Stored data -
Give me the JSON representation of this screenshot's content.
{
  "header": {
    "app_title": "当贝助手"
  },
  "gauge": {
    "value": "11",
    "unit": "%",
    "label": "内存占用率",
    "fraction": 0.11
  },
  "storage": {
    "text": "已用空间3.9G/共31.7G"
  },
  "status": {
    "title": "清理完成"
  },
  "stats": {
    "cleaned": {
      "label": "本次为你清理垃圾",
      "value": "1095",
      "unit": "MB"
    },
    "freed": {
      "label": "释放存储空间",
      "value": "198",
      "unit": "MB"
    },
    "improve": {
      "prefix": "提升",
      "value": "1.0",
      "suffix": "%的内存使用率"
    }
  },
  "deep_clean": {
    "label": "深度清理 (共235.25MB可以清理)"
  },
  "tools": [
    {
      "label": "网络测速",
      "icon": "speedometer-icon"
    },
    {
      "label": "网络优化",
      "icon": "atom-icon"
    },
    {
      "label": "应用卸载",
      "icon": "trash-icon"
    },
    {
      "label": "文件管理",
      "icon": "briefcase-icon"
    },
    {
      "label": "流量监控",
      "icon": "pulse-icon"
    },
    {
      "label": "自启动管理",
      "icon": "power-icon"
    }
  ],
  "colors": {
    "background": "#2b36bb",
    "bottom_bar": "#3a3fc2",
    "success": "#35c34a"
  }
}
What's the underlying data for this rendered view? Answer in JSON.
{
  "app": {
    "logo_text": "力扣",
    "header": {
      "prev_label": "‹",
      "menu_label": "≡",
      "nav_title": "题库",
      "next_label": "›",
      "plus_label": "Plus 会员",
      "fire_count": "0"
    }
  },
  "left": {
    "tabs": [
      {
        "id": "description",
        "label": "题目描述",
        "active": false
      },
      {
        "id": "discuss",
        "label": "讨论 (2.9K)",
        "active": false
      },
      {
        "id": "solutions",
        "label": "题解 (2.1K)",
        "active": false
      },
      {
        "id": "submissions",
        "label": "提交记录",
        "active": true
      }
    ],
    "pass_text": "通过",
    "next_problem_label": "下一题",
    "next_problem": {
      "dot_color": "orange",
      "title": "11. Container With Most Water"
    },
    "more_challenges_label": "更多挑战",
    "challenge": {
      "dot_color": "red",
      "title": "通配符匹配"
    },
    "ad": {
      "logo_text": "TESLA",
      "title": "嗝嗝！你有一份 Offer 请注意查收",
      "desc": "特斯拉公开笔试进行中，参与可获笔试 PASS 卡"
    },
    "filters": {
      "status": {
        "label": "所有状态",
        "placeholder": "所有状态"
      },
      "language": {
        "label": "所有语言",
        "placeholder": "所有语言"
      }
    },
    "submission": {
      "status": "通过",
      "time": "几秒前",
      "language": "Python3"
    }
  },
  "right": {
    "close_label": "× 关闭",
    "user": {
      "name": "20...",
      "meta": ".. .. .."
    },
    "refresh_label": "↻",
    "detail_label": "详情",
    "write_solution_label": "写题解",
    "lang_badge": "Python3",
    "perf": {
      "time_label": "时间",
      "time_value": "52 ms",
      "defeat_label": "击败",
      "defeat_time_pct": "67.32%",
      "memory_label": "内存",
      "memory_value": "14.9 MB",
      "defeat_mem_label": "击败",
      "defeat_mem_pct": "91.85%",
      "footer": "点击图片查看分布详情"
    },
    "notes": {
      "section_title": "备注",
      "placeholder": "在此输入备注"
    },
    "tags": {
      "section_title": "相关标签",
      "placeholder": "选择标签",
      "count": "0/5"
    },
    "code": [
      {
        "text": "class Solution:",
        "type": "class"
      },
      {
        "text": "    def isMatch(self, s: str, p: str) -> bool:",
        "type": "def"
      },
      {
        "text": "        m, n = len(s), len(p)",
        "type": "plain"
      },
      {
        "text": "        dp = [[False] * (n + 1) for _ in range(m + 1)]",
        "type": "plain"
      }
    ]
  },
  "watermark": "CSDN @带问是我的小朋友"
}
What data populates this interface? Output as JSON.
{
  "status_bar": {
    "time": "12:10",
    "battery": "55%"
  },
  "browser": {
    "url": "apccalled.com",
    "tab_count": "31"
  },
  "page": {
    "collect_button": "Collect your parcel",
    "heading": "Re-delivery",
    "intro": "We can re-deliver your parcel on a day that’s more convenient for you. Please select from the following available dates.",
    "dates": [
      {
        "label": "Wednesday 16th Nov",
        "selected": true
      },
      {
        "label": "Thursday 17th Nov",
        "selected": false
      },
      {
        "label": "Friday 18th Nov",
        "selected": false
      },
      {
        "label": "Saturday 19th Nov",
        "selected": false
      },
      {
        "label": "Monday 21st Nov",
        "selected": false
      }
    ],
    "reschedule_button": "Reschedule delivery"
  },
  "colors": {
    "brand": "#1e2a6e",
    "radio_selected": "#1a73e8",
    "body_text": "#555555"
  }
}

Objective - Produce an exact copy of all the records.

Output of the task -
Give me the JSON representation of this screenshot's content.
{
  "header": {
    "app_title": "当贝助手"
  },
  "gauge": {
    "value": "11",
    "unit": "%",
    "label": "内存占用率",
    "fraction": 0.11
  },
  "storage": {
    "text": "已用空间3.9G/共31.7G"
  },
  "status": {
    "title": "清理完成"
  },
  "stats": {
    "cleaned": {
      "label": "本次为你清理垃圾",
      "value": "1095",
      "unit": "MB"
    },
    "freed": {
      "label": "释放存储空间",
      "value": "198",
      "unit": "MB"
    },
    "improve": {
      "prefix": "提升",
      "value": "1.0",
      "suffix": "%的内存使用率"
    }
  },
  "deep_clean": {
    "label": "深度清理 (共235.25MB可以清理)"
  },
  "tools": [
    {
      "label": "网络测速",
      "icon": "speedometer-icon"
    },
    {
      "label": "网络优化",
      "icon": "atom-icon"
    },
    {
      "label": "应用卸载",
      "icon": "trash-icon"
    },
    {
      "label": "文件管理",
      "icon": "briefcase-icon"
    },
    {
      "label": "流量监控",
      "icon": "pulse-icon"
    },
    {
      "label": "自启动管理",
      "icon": "power-icon"
    }
  ],
  "colors": {
    "background": "#2b36bb",
    "bottom_bar": "#3a3fc2",
    "success": "#35c34a"
  }
}
What's the underlying data for this rendered view? Answer in JSON.
{
  "app": {
    "logo_text": "力扣",
    "header": {
      "prev_label": "‹",
      "menu_label": "≡",
      "nav_title": "题库",
      "next_label": "›",
      "plus_label": "Plus 会员",
      "fire_count": "0"
    }
  },
  "left": {
    "tabs": [
      {
        "id": "description",
        "label": "题目描述",
        "active": false
      },
      {
        "id": "discuss",
        "label": "讨论 (2.9K)",
        "active": false
      },
      {
        "id": "solutions",
        "label": "题解 (2.1K)",
        "active": false
      },
      {
        "id": "submissions",
        "label": "提交记录",
        "active": true
      }
    ],
    "pass_text": "通过",
    "next_problem_label": "下一题",
    "next_problem": {
      "dot_color": "orange",
      "title": "11. Container With Most Water"
    },
    "more_challenges_label": "更多挑战",
    "challenge": {
      "dot_color": "red",
      "title": "通配符匹配"
    },
    "ad": {
      "logo_text": "TESLA",
      "title": "嗝嗝！你有一份 Offer 请注意查收",
      "desc": "特斯拉公开笔试进行中，参与可获笔试 PASS 卡"
    },
    "filters": {
      "status": {
        "label": "所有状态",
        "placeholder": "所有状态"
      },
      "language": {
        "label": "所有语言",
        "placeholder": "所有语言"
      }
    },
    "submission": {
      "status": "通过",
      "time": "几秒前",
      "language": "Python3"
    }
  },
  "right": {
    "close_label": "× 关闭",
    "user": {
      "name": "20...",
      "meta": ".. .. .."
    },
    "refresh_label": "↻",
    "detail_label": "详情",
    "write_solution_label": "写题解",
    "lang_badge": "Python3",
    "perf": {
      "time_label": "时间",
      "time_value": "52 ms",
      "defeat_label": "击败",
      "defeat_time_pct": "67.32%",
      "memory_label": "内存",
      "memory_value": "14.9 MB",
      "defeat_mem_label": "击败",
      "defeat_mem_pct": "91.85%",
      "footer": "点击图片查看分布详情"
    },
    "notes": {
      "section_title": "备注",
      "placeholder": "在此输入备注"
    },
    "tags": {
      "section_title": "相关标签",
      "placeholder": "选择标签",
      "count": "0/5"
    },
    "code": [
      {
        "text": "class Solution:",
        "type": "class"
      },
      {
        "text": "    def isMatch(self, s: str, p: str) -> bool:",
        "type": "def"
      },
      {
        "text": "        m, n = len(s), len(p)",
        "type": "plain"
      },
      {
        "text": "        dp = [[False] * (n + 1) for _ in range(m + 1)]",
        "type": "plain"
      }
    ]
  },
  "watermark": "CSDN @带问是我的小朋友"
}
What data populates this interface? Output as JSON.
{
  "status_bar": {
    "time": "12:10",
    "battery": "55%"
  },
  "browser": {
    "url": "apccalled.com",
    "tab_count": "31"
  },
  "page": {
    "collect_button": "Collect your parcel",
    "heading": "Re-delivery",
    "intro": "We can re-deliver your parcel on a day that’s more convenient for you. Please select from the following available dates.",
    "dates": [
      {
        "label": "Wednesday 16th Nov",
        "selected": true
      },
      {
        "label": "Thursday 17th Nov",
        "selected": false
      },
      {
        "label": "Friday 18th Nov",
        "selected": false
      },
      {
        "label": "Saturday 19th Nov",
        "selected": false
      },
      {
        "label": "Monday 21st Nov",
        "selected": false
      }
    ],
    "reschedule_button": "Reschedule delivery"
  },
  "colors": {
    "brand": "#1e2a6e",
    "radio_selected": "#1a73e8",
    "body_text": "#555555"
  }
}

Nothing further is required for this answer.